Required task
Find every line in the records below that holds the word "drawing", and copy each one.

Provided information
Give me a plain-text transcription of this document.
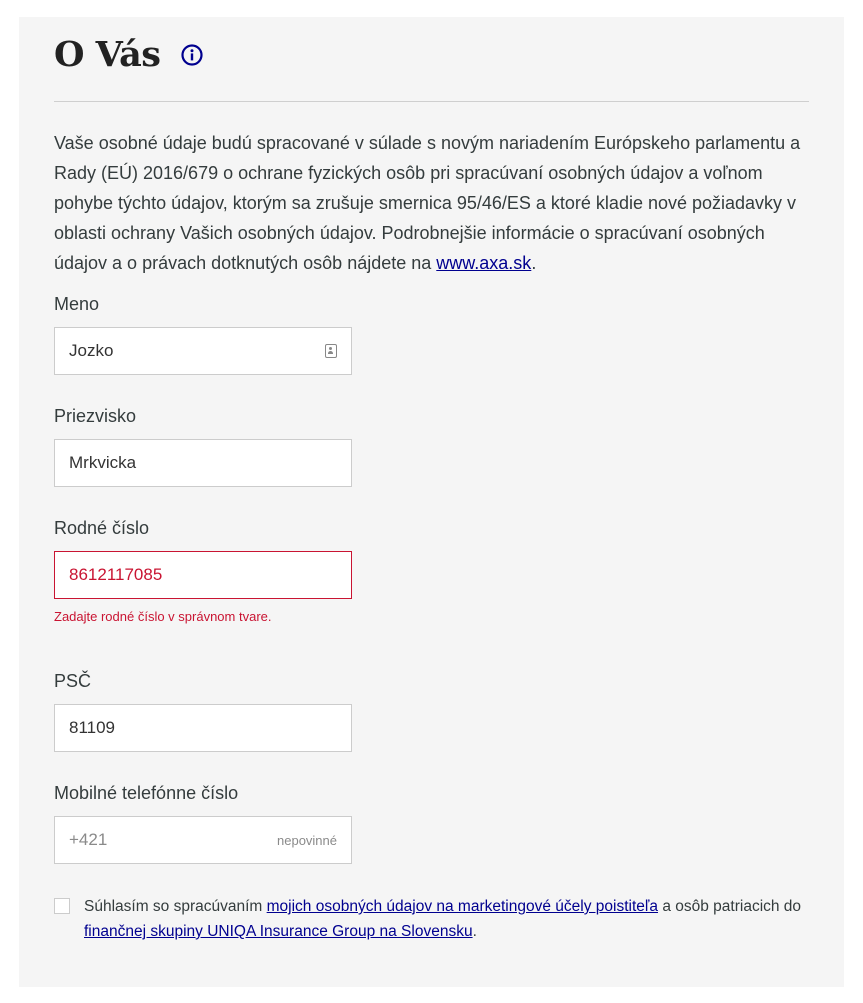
O Vás

Vaše osobné údaje budú spracované v súlade s novým nariadením Európskeho parlamentu a Rady (EÚ) 2016/679 o ochrane fyzických osôb pri spracúvaní osobných údajov a voľnom pohybe týchto údajov, ktorým sa zrušuje smernica 95/46/ES a ktoré kladie nové požiadavky v oblasti ochrany Vašich osobných údajov. Podrobnejšie informácie o spracúvaní osobných údajov a o právach dotknutých osôb nájdete na www.axa.sk.

Meno
Jozko
Priezvisko
Mrkvicka
Rodné číslo
8612117085
Zadajte rodné číslo v správnom tvare.
PSČ
81109
Mobilné telefónne číslo
+421	nepovinné
Súhlasím so spracúvaním mojich osobných údajov na marketingové účely poistiteľa a osôb patriacich do finančnej skupiny UNIQA Insurance Group na Slovensku.
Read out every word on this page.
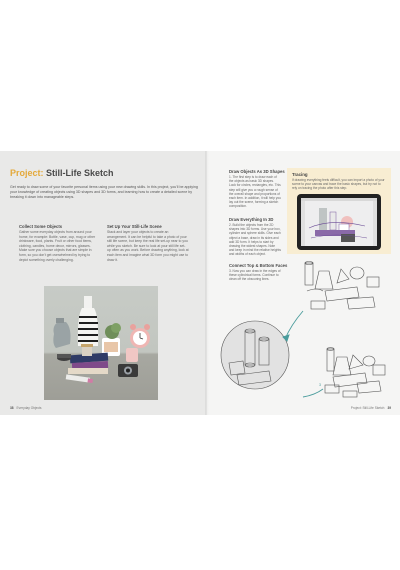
Project: Still-Life Sketch
Get ready to draw some of your favorite personal items using your new drawing skills. In this project, you'll be applying your knowledge of creating objects using 3D shapes and 3D forms, and learning how to create a detailed scene by breaking it down into manageable steps.
Collect Some Objects
Gather some everyday objects from around your home, for example: Bottle, vase, cup, mug or other drinkware, food, plants. Fruit or other food items, clothing, candles, home decor, mirrors, glasses. Make sure you choose objects that are simple in form, so you don't get overwhelmed by trying to depict something overly challenging.
Set Up Your Still-Life Scene
Stack and layer your objects to create an arrangement. It can be helpful to take a photo of your still life scene, but keep the real life set-up near to you while you sketch. Be sure to look at your still life set-up often as you work. Before drawing anything, look at each item and imagine what 3D form you might use to draw it.
38 Everyday Objects
Draw Objects As 3D Shapes
1. The first step is to draw each of the objects as basic 3D shapes. Look for circles, rectangles, etc. This step will give you a rough sense of the overall shape and proportions of each item. In addition, it will help you lay out the scene, forming a sketch composition.
Draw Everything In 3D
2. Build the objects from the 2D shapes into 3D forms. Use your box, cylinder and sphere skills. Give each object a base, draw in its sides and add 3D form. It helps to start by drawing the widest shapes. Note and keep in mind the relative heights and widths of each object.
Connect Top & Bottom Faces
3. Now you can draw in the edges of these cylindrical forms. Continue to clean off the obscuring lines.
Tracing
If drawing everything feels difficult, you can import a photo of your scene to your canvas and trace the basic shapes, but try not to rely on tracing the photo after this step.
3
Project: Still-Life Sketch 39
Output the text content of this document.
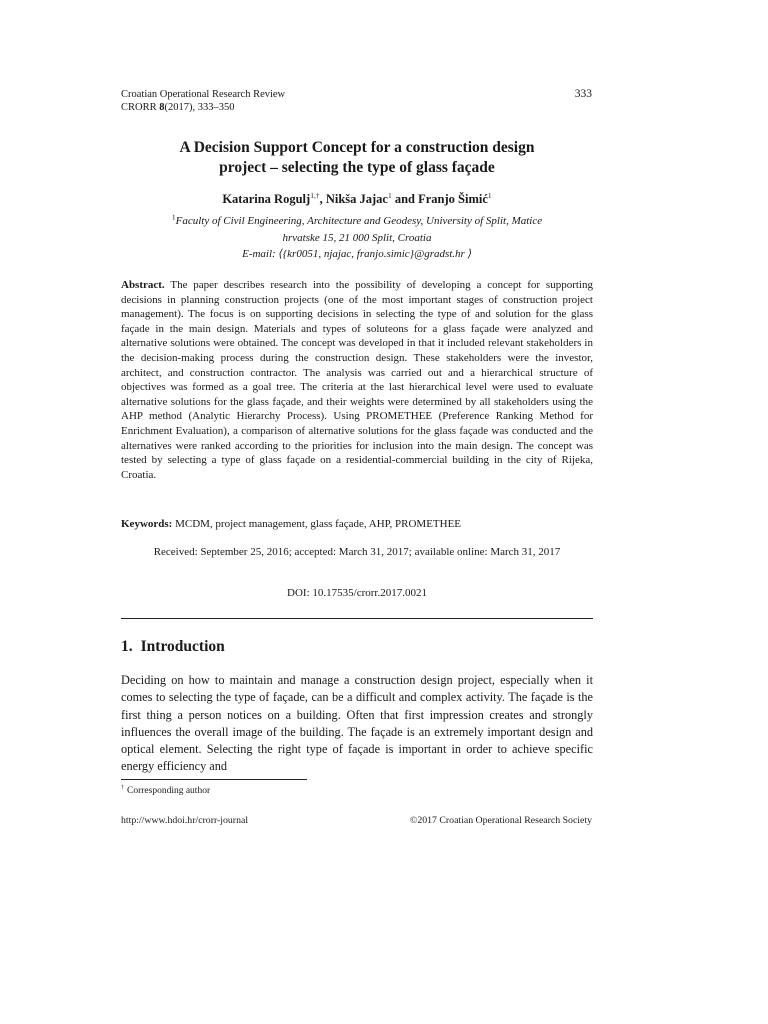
Croatian Operational Research Review
CRORR 8(2017), 333–350
333
A Decision Support Concept for a construction design
project – selecting the type of glass façade
Katarina Rogulj$^{1,\dagger}$, Nikša Jajac$^1$ and Franjo Šimić$^1$
$^1$Faculty of Civil Engineering, Architecture and Geodesy, University of Split, Matice
hrvatske 15, 21 000 Split, Croatia
E-mail: ⟨{kr0051, njajac, franjo.simic}@gradst.hr ⟩
Abstract. The paper describes research into the possibility of developing a concept for supporting decisions in planning construction projects (one of the most important stages of construction project management). The focus is on supporting decisions in selecting the type of and solution for the glass façade in the main design. Materials and types of soluteons for a glass façade were analyzed and alternative solutions were obtained. The concept was developed in that it included relevant stakeholders in the decision-making process during the construction design. These stakeholders were the investor, architect, and construction contractor. The analysis was carried out and a hierarchical structure of objectives was formed as a goal tree. The criteria at the last hierarchical level were used to evaluate alternative solutions for the glass façade, and their weights were determined by all stakeholders using the AHP method (Analytic Hierarchy Process). Using PROMETHEE (Preference Ranking Method for Enrichment Evaluation), a comparison of alternative solutions for the glass façade was conducted and the alternatives were ranked according to the priorities for inclusion into the main design. The concept was tested by selecting a type of glass façade on a residential-commercial building in the city of Rijeka, Croatia.
Keywords: MCDM, project management, glass façade, AHP, PROMETHEE
Received: September 25, 2016; accepted: March 31, 2017; available online: March 31, 2017
DOI: 10.17535/crorr.2017.0021
1. Introduction
Deciding on how to maintain and manage a construction design project, especially when it comes to selecting the type of façade, can be a difficult and complex activity. The façade is the first thing a person notices on a building. Often that first impression creates and strongly influences the overall image of the building. The façade is an extremely important design and optical element. Selecting the right type of façade is important in order to achieve specific energy efficiency and
† Corresponding author
http://www.hdoi.hr/crorr-journal	©2017 Croatian Operational Research Society
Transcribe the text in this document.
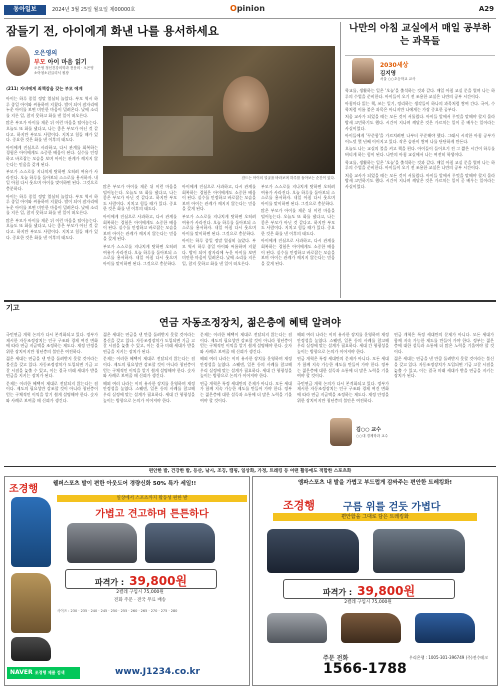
동아일보	2024년 3월 25일 월요일 제00000호	Opinion	A29
잠들기 전, 아이에게 화낸 나를 용서하세요
오은영의
부모 아이 마음 읽기
오은영 정신건강의학과 전문의 · 오은영 소아청소년클리닉 원장
⟨211⟩ 자녀에게 죄책감을 갖는 부모 에게

아이는 하루 종일 정말 열심히 놀았다. 부모 역시 하루 종일 아이와 씨름하며 지쳤다. 밤이 되어 잠자리에 누운 아이를 보면 미안한 마음이 밀려온다. 낮에 소리를 지른 일, 참지 못하고 화를 낸 일이 떠오른다.

많은 부모가 아이를 재운 뒤 이런 마음을 털어놓는다. 오늘도 또 화를 냈다고, 나는 좋은 부모가 아닌 것 같다고. 하지만 부모도 사람이다. 지치고 힘들 때가 있다. 중요한 것은 화를 낸 이후의 태도다.

아이에게 진심으로 사과하고, 다시 관계를 회복하는 경험은 아이에게도 소중한 배움이 된다. 실수를 인정하고 바로잡는 모습을 보며 아이는 관계가 깨지지 않는다는 믿음을 갖게 된다.

부모가 스스로를 지나치게 탓하면 오히려 여유가 사라진다. 오늘 하루를 돌아보되 스스로를 용서하자. 내일 아침 다시 웃으며 아이를 맞이하면 된다. 그것으로 충분하다.

아이는 하루 종일 정말 열심히 놀았다. 부모 역시 하루 종일 아이와 씨름하며 지쳤다. 밤이 되어 잠자리에 누운 아이를 보면 미안한 마음이 밀려온다. 낮에 소리를 지른 일, 참지 못하고 화를 낸 일이 떠오른다.

많은 부모가 아이를 재운 뒤 이런 마음을 털어놓는다. 오늘도 또 화를 냈다고, 나는 좋은 부모가 아닌 것 같다고. 하지만 부모도 사람이다. 지치고 힘들 때가 있다. 중요한 것은 화를 낸 이후의 태도다.

잠드는 아이의 얼굴을 바라보며 하루를 돌아보는 순간이 있다.

많은 부모가 아이를 재운 뒤 이런 마음을 털어놓는다. 오늘도 또 화를 냈다고, 나는 좋은 부모가 아닌 것 같다고. 하지만 부모도 사람이다. 지치고 힘들 때가 있다. 중요한 것은 화를 낸 이후의 태도다.

아이에게 진심으로 사과하고, 다시 관계를 회복하는 경험은 아이에게도 소중한 배움이 된다. 실수를 인정하고 바로잡는 모습을 보며 아이는 관계가 깨지지 않는다는 믿음을 갖게 된다.

부모가 스스로를 지나치게 탓하면 오히려 여유가 사라진다. 오늘 하루를 돌아보되 스스로를 용서하자. 내일 아침 다시 웃으며 아이를 맞이하면 된다. 그것으로 충분하다.

아이에게 진심으로 사과하고, 다시 관계를 회복하는 경험은 아이에게도 소중한 배움이 된다. 실수를 인정하고 바로잡는 모습을 보며 아이는 관계가 깨지지 않는다는 믿음을 갖게 된다.

부모가 스스로를 지나치게 탓하면 오히려 여유가 사라진다. 오늘 하루를 돌아보되 스스로를 용서하자. 내일 아침 다시 웃으며 아이를 맞이하면 된다. 그것으로 충분하다.

아이는 하루 종일 정말 열심히 놀았다. 부모 역시 하루 종일 아이와 씨름하며 지쳤다. 밤이 되어 잠자리에 누운 아이를 보면 미안한 마음이 밀려온다. 낮에 소리를 지른 일, 참지 못하고 화를 낸 일이 떠오른다.

부모가 스스로를 지나치게 탓하면 오히려 여유가 사라진다. 오늘 하루를 돌아보되 스스로를 용서하자. 내일 아침 다시 웃으며 아이를 맞이하면 된다. 그것으로 충분하다.

많은 부모가 아이를 재운 뒤 이런 마음을 털어놓는다. 오늘도 또 화를 냈다고, 나는 좋은 부모가 아닌 것 같다고. 하지만 부모도 사람이다. 지치고 힘들 때가 있다. 중요한 것은 화를 낸 이후의 태도다.

아이에게 진심으로 사과하고, 다시 관계를 회복하는 경험은 아이에게도 소중한 배움이 된다. 실수를 인정하고 바로잡는 모습을 보며 아이는 관계가 깨지지 않는다는 믿음을 갖게 된다.

나만의 아침 교실에서 매일 공부하는 과목들
2030세상
김지영
서울 ○○초등학교 교사

학교를, 생활하는 일은 '오늘'을 출석하는 것과 같다. 매일 아침 교실 문을 열며 나는 하루의 수업을 준비한다. 아이들이 오기 전 조용한 교실은 나만의 공부 시간이다.

아침마다 읽는 책, 쓰는 일기, 정리하는 생각들이 하나의 과목처럼 쌓여 간다. 국어, 수학처럼 이름 붙은 과목은 아니지만 나에게는 가장 중요한 공부다.

처음 교사가 되었을 때는 모든 것이 서툴렀다. 아이들 앞에서 무엇을 말해야 할지 몰라 밤새 고민하기도 했다. 시간이 지나며 깨달은 것은 가르치는 일이 곧 배우는 일이라는 사실이었다.

아이들에게 '꾸준함'을 가르치려면 나부터 꾸준해야 했다. 그래서 시작한 아침 공부가 어느덧 몇 년째 이어지고 있다. 작은 습관이 쌓여 나를 단단하게 만든다.

오늘도 나는 교실의 불을 켜고 책을 편다. 아이들이 들어오기 전 그 짧은 시간이 하루를 버티게 하는 힘이 된다. 나만의 아침 교실에서 나는 여전히 학생이다.

학교를, 생활하는 일은 '오늘'을 출석하는 것과 같다. 매일 아침 교실 문을 열며 나는 하루의 수업을 준비한다. 아이들이 오기 전 조용한 교실은 나만의 공부 시간이다.

처음 교사가 되었을 때는 모든 것이 서툴렀다. 아이들 앞에서 무엇을 말해야 할지 몰라 밤새 고민하기도 했다. 시간이 지나며 깨달은 것은 가르치는 일이 곧 배우는 일이라는 사실이었다.

기고
연금 자동조정장치, 젊은층에 혜택 알려야

국민연금 개혁 논의가 다시 본격화되고 있다. 정부가 제시한 자동조정장치는 인구 구조와 경제 여건 변화에 따라 연금 지급액을 조정하는 제도다. 재정 안정을 위한 장치이지만 청년층의 불안은 여전하다.

젊은 세대는 연금을 낸 만큼 돌려받지 못할 것이라는 불신을 갖고 있다. 자동조정장치가 도입되면 기금 고갈 시점을 늦출 수 있고, 이는 결국 미래 세대가 받을 연금을 지키는 장치가 된다.

문제는 이러한 혜택이 제대로 전달되지 않는다는 점이다. 제도의 필요성만 강조할 것이 아니라 청년층이 얻는 구체적인 이익을 알기 쉽게 설명해야 한다. 숫자와 사례로 보여줄 때 신뢰가 생긴다.

젊은 세대는 연금을 낸 만큼 돌려받지 못할 것이라는 불신을 갖고 있다. 자동조정장치가 도입되면 기금 고갈 시점을 늦출 수 있고, 이는 결국 미래 세대가 받을 연금을 지키는 장치가 된다.

문제는 이러한 혜택이 제대로 전달되지 않는다는 점이다. 제도의 필요성만 강조할 것이 아니라 청년층이 얻는 구체적인 이익을 알기 쉽게 설명해야 한다. 숫자와 사례로 보여줄 때 신뢰가 생긴다.

해외 여러 나라는 이미 유사한 장치를 운영하며 재정 안정성을 높였다. 스웨덴, 일본 등의 사례를 참고해 우리 실정에 맞는 설계가 필요하다. 세대 간 형평성을 높이는 방향으로 논의가 이어져야 한다.

문제는 이러한 혜택이 제대로 전달되지 않는다는 점이다. 제도의 필요성만 강조할 것이 아니라 청년층이 얻는 구체적인 이익을 알기 쉽게 설명해야 한다. 숫자와 사례로 보여줄 때 신뢰가 생긴다.

해외 여러 나라는 이미 유사한 장치를 운영하며 재정 안정성을 높였다. 스웨덴, 일본 등의 사례를 참고해 우리 실정에 맞는 설계가 필요하다. 세대 간 형평성을 높이는 방향으로 논의가 이어져야 한다.

연금 개혁은 특정 세대만의 문제가 아니다. 모든 세대가 함께 지속 가능한 제도를 만들어 가야 한다. 정부는 젊은층에 대한 설득과 소통에 더 많은 노력을 기울여야 할 것이다.

해외 여러 나라는 이미 유사한 장치를 운영하며 재정 안정성을 높였다. 스웨덴, 일본 등의 사례를 참고해 우리 실정에 맞는 설계가 필요하다. 세대 간 형평성을 높이는 방향으로 논의가 이어져야 한다.

연금 개혁은 특정 세대만의 문제가 아니다. 모든 세대가 함께 지속 가능한 제도를 만들어 가야 한다. 정부는 젊은층에 대한 설득과 소통에 더 많은 노력을 기울여야 할 것이다.

국민연금 개혁 논의가 다시 본격화되고 있다. 정부가 제시한 자동조정장치는 인구 구조와 경제 여건 변화에 따라 연금 지급액을 조정하는 제도다. 재정 안정을 위한 장치이지만 청년층의 불안은 여전하다.

연금 개혁은 특정 세대만의 문제가 아니다. 모든 세대가 함께 지속 가능한 제도를 만들어 가야 한다. 정부는 젊은층에 대한 설득과 소통에 더 많은 노력을 기울여야 할 것이다.

젊은 세대는 연금을 낸 만큼 돌려받지 못할 것이라는 불신을 갖고 있다. 자동조정장치가 도입되면 기금 고갈 시점을 늦출 수 있고, 이는 결국 미래 세대가 받을 연금을 지키는 장치가 된다.

김○○ 교수
○○대 경제학과 교수
편안한 발, 건강한 발, 등산, 낚시, 조깅, 캠핑, 일상화, 가정, 트레킹 등 어떤 활동에도 적합한 스포츠화
조경행	웰퍼스포츠 발이 편한 아웃도어 경량신화 50% 특가 세일!!
일상에서 스포츠까지 활동성 편한 발
가볍고 견고하며 튼튼하다
파격가 : 39,800원
2켤레 구입시 75,000원
전화 주문 · 전국 무료 배송
사이즈 : 230 · 235 · 240 · 245 · 250 · 255 · 260 · 265 · 270 · 275 · 280
NAVER 조경행 제품 검색	www.J1234.co.kr
엠파스포츠 내 발을 가볍고 부드럽게 감싸주는 편안한 트레킹화!
조경행	구름 위를 걷듯 가볍다
편안함을 그대로 담은 트레킹화
파격가 : 39,800원
2켤레 구입시 75,000원
주문 전화
1566-1788
우리은행 : 1005-301-396749 (주)전수테크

Worked answer
Get ready to draw some of your favorite personal items using your new drawing skills. In this project, you'll be applying your knowledge of creating objects using 3D shapes and 3D forms, and learning how to create a detailed scene by breaking it down into manageable steps.
Stack and layer your objects to create an arrangement. It can be helpful to take a photo of your still life scene, but keep the real life set-up near to you while you sketch. Be sure to look at your still life set-up often as you work. Before drawing anything, look at each item and imagine what 3D form you might use to draw it.
2. Build the objects from the 2D shapes into 3D forms. Use your box, cylinder and sphere skills. Give each object a base, draw in its sides and add 3D form. It helps to start by drawing the widest shapes. Note and keep in mind the relative heights and widths of each object.
If drawing everything feels difficult, you can import a photo of your scene to your canvas and trace the basic shapes, but try not to rely on tracing the photo after this step.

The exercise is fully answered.